__What you have to do__:
Search the records for "Gebraucht" and copy each line that holds it.

__Exercise materials__:
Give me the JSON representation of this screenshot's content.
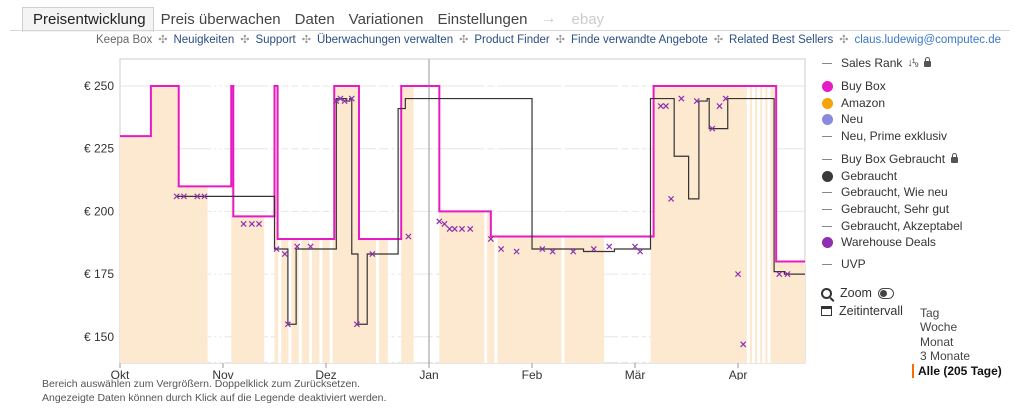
{
  "tabs": [
    {
      "label": "Preisentwicklung",
      "active": true
    },
    {
      "label": "Preis überwachen"
    },
    {
      "label": "Daten"
    },
    {
      "label": "Variationen"
    },
    {
      "label": "Einstellungen"
    },
    {
      "label": "ebay",
      "muted": true
    }
  ],
  "arrow": "→",
  "subnav": {
    "first": "Keepa Box",
    "items": [
      "Neuigkeiten",
      "Support",
      "Überwachungen verwalten",
      "Product Finder",
      "Finde verwandte Angebote",
      "Related Best Sellers"
    ],
    "email": "claus.ludewig@computec.de",
    "sep": "✣"
  },
  "chart_data": {
    "type": "line",
    "y_ticks": [
      "€ 250",
      "€ 225",
      "€ 200",
      "€ 175",
      "€ 150"
    ],
    "y_values": [
      250,
      225,
      200,
      175,
      150
    ],
    "ylim": [
      140,
      260
    ],
    "x_ticks": [
      "Okt",
      "Nov",
      "Dez",
      "Jan",
      "Feb",
      "Mär",
      "Apr"
    ],
    "x_positions_months": [
      0,
      1,
      2,
      3,
      4,
      5,
      6
    ],
    "xlim_months": [
      0,
      6.65
    ],
    "colors": {
      "buybox": "#e51bc6",
      "used": "#333333",
      "warehouse": "#8d2fb0",
      "fill": "#fde8d0",
      "fill_edge": "#f3c9a0"
    },
    "series": [
      {
        "name": "Buy Box",
        "type": "step",
        "values": [
          [
            0,
            230
          ],
          [
            0.3,
            250
          ],
          [
            0.57,
            210
          ],
          [
            0.85,
            210
          ],
          [
            1.08,
            250
          ],
          [
            1.1,
            198
          ],
          [
            1.4,
            198
          ],
          [
            1.5,
            250
          ],
          [
            1.53,
            189
          ],
          [
            2.0,
            189
          ],
          [
            2.08,
            250
          ],
          [
            2.2,
            250
          ],
          [
            2.32,
            189
          ],
          [
            2.6,
            189
          ],
          [
            2.73,
            250
          ],
          [
            2.85,
            250
          ],
          [
            3.1,
            200
          ],
          [
            3.45,
            200
          ],
          [
            3.6,
            190
          ],
          [
            4.7,
            190
          ],
          [
            5.15,
            190
          ],
          [
            5.18,
            250
          ],
          [
            6.0,
            250
          ],
          [
            6.37,
            180
          ],
          [
            6.65,
            180
          ]
        ]
      },
      {
        "name": "Gebraucht",
        "type": "step",
        "values": [
          [
            0.55,
            206
          ],
          [
            0.7,
            206
          ],
          [
            1.5,
            185
          ],
          [
            1.62,
            185
          ],
          [
            1.63,
            155
          ],
          [
            1.7,
            155
          ],
          [
            1.71,
            185
          ],
          [
            2.1,
            245
          ],
          [
            2.2,
            244
          ],
          [
            2.23,
            245
          ],
          [
            2.25,
            183
          ],
          [
            2.3,
            183
          ],
          [
            2.31,
            155
          ],
          [
            2.4,
            183
          ],
          [
            2.7,
            241
          ],
          [
            2.77,
            245
          ],
          [
            4.0,
            185
          ],
          [
            4.5,
            184
          ],
          [
            4.8,
            185
          ],
          [
            5.15,
            245
          ],
          [
            5.35,
            245
          ],
          [
            5.38,
            222
          ],
          [
            5.5,
            222
          ],
          [
            5.52,
            205
          ],
          [
            5.6,
            205
          ],
          [
            5.62,
            244
          ],
          [
            5.7,
            245
          ],
          [
            5.72,
            233
          ],
          [
            5.8,
            233
          ],
          [
            5.9,
            245
          ],
          [
            6.35,
            176
          ],
          [
            6.45,
            175
          ],
          [
            6.65,
            175
          ]
        ]
      },
      {
        "name": "Warehouse Deals",
        "type": "points",
        "values": [
          [
            0.55,
            206
          ],
          [
            0.62,
            206
          ],
          [
            0.75,
            206
          ],
          [
            0.82,
            206
          ],
          [
            1.2,
            195
          ],
          [
            1.28,
            195
          ],
          [
            1.35,
            195
          ],
          [
            1.52,
            185
          ],
          [
            1.6,
            183
          ],
          [
            1.63,
            155
          ],
          [
            1.72,
            186
          ],
          [
            1.85,
            186
          ],
          [
            2.1,
            244
          ],
          [
            2.14,
            245
          ],
          [
            2.18,
            244
          ],
          [
            2.25,
            245
          ],
          [
            2.3,
            155
          ],
          [
            2.45,
            183
          ],
          [
            2.8,
            190
          ],
          [
            3.1,
            196
          ],
          [
            3.15,
            195
          ],
          [
            3.2,
            193
          ],
          [
            3.25,
            193
          ],
          [
            3.32,
            193
          ],
          [
            3.4,
            193
          ],
          [
            3.6,
            189
          ],
          [
            3.7,
            185
          ],
          [
            3.85,
            184
          ],
          [
            4.1,
            185
          ],
          [
            4.2,
            184
          ],
          [
            4.4,
            184
          ],
          [
            4.6,
            185
          ],
          [
            4.75,
            186
          ],
          [
            5.0,
            186
          ],
          [
            5.05,
            184
          ],
          [
            5.25,
            242
          ],
          [
            5.3,
            242
          ],
          [
            5.35,
            205
          ],
          [
            5.45,
            245
          ],
          [
            5.6,
            244
          ],
          [
            5.75,
            233
          ],
          [
            5.82,
            242
          ],
          [
            5.88,
            245
          ],
          [
            6.0,
            175
          ],
          [
            6.05,
            147
          ],
          [
            6.4,
            175
          ],
          [
            6.48,
            175
          ]
        ]
      }
    ]
  },
  "legend": {
    "sales_rank": "Sales Rank",
    "items": [
      {
        "label": "Buy Box",
        "color": "#e51bc6",
        "kind": "dot"
      },
      {
        "label": "Amazon",
        "color": "#f5a30b",
        "kind": "dot"
      },
      {
        "label": "Neu",
        "color": "#8989e0",
        "kind": "dot"
      },
      {
        "label": "Neu, Prime exklusiv",
        "kind": "dash"
      },
      {
        "label": "Buy Box Gebraucht",
        "kind": "dash",
        "lock": true
      },
      {
        "label": "Gebraucht",
        "color": "#3a3a3a",
        "kind": "dot"
      },
      {
        "label": "Gebraucht, Wie neu",
        "kind": "dash"
      },
      {
        "label": "Gebraucht, Sehr gut",
        "kind": "dash"
      },
      {
        "label": "Gebraucht, Akzeptabel",
        "kind": "dash"
      },
      {
        "label": "Warehouse Deals",
        "color": "#8d2fb0",
        "kind": "dot"
      },
      {
        "label": "UVP",
        "kind": "dash"
      }
    ],
    "zoom": "Zoom",
    "zeitintervall": "Zeitintervall",
    "ranges": [
      "Tag",
      "Woche",
      "Monat",
      "3 Monate",
      "Alle (205 Tage)"
    ],
    "selected_range": "Alle (205 Tage)"
  },
  "footer": {
    "line1": "Bereich auswählen zum Vergrößern. Doppelklick zum Zurücksetzen.",
    "line2": "Angezeigte Daten können durch Klick auf die Legende deaktiviert werden."
  }
}
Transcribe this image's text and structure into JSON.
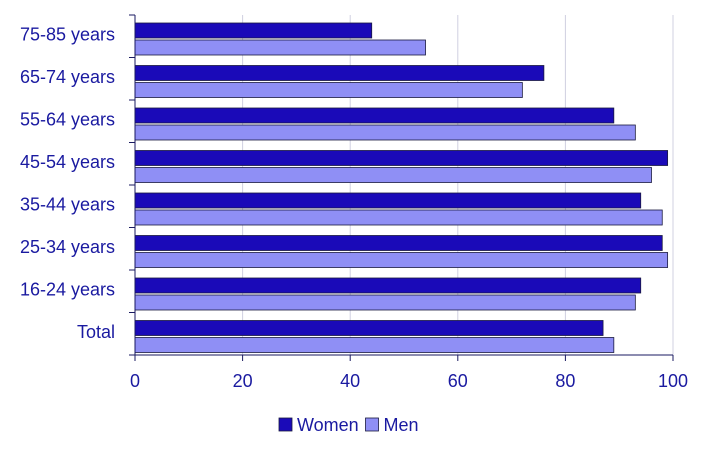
{
  "chart_data": {
    "type": "bar",
    "orientation": "horizontal",
    "title": "",
    "xlabel": "",
    "ylabel": "",
    "categories": [
      "75-85 years",
      "65-74 years",
      "55-64 years",
      "45-54 years",
      "35-44 years",
      "25-34 years",
      "16-24 years",
      "Total"
    ],
    "series": [
      {
        "name": "Women",
        "color": "#1a0ab8",
        "values": [
          44,
          76,
          89,
          99,
          94,
          98,
          94,
          87
        ]
      },
      {
        "name": "Men",
        "color": "#8f8ff5",
        "values": [
          54,
          72,
          93,
          96,
          98,
          99,
          93,
          89
        ]
      }
    ],
    "xlim": [
      0,
      100
    ],
    "xticks": [
      0,
      20,
      40,
      60,
      80,
      100
    ],
    "grid": true,
    "legend_position": "bottom-center"
  },
  "colors": {
    "text": "#1a1aa0",
    "axis": "#1a1a60",
    "grid": "#d0d0e0",
    "bar_border": "#1a1a40"
  }
}
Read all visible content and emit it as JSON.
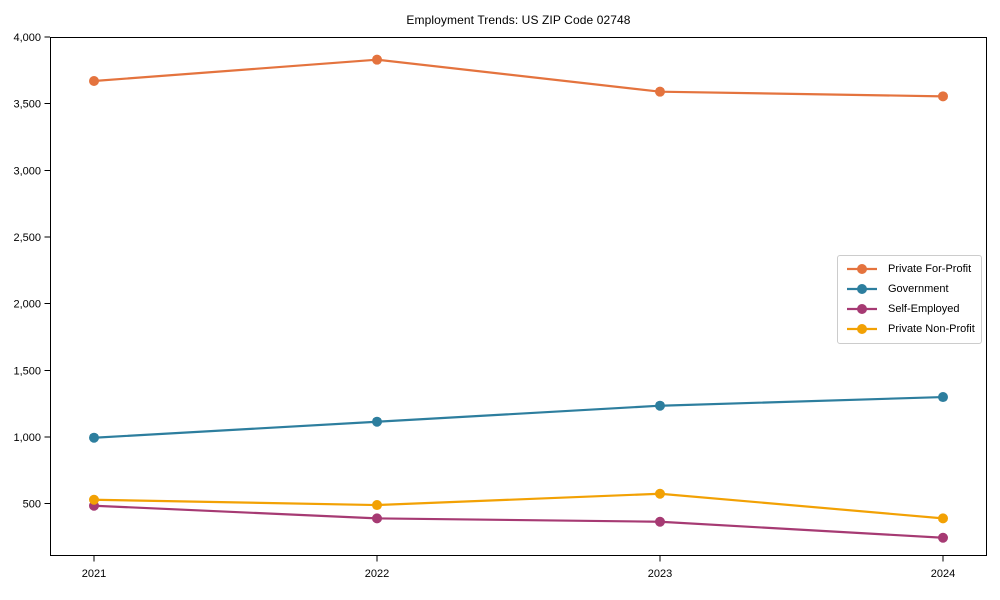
{
  "figure": {
    "title": "Employment Trends: US ZIP Code 02748"
  },
  "chart_data": {
    "type": "line",
    "title": "Employment Trends: US ZIP Code 02748",
    "categories": [
      "2021",
      "2022",
      "2023",
      "2024"
    ],
    "series": [
      {
        "name": "Private For-Profit",
        "color": "#e4733e",
        "values": [
          3670,
          3830,
          3590,
          3555
        ]
      },
      {
        "name": "Government",
        "color": "#2d7e9e",
        "values": [
          995,
          1115,
          1235,
          1300
        ]
      },
      {
        "name": "Self-Employed",
        "color": "#a63a73",
        "values": [
          485,
          390,
          365,
          245
        ]
      },
      {
        "name": "Private Non-Profit",
        "color": "#f2a104",
        "values": [
          530,
          490,
          575,
          390
        ]
      }
    ],
    "xlabel": "",
    "ylabel": "",
    "ylim": [
      108,
      4000
    ],
    "yticks": [
      500,
      1000,
      1500,
      2000,
      2500,
      3000,
      3500,
      4000
    ],
    "ytick_labels": [
      "500",
      "1,000",
      "1,500",
      "2,000",
      "2,500",
      "3,000",
      "3,500",
      "4,000"
    ],
    "grid": false,
    "legend_position": "right-center",
    "marker": "circle",
    "axis_color": "#000000",
    "legend_border_color": "#cccccc"
  }
}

__The response__:
        "name": "Gebraucht",
        "label": "Buy Box Gebraucht",
        "label": "Gebraucht",
        "label": "Gebraucht, Wie neu",
        "label": "Gebraucht, Sehr gut",
        "label": "Gebraucht, Akzeptabel",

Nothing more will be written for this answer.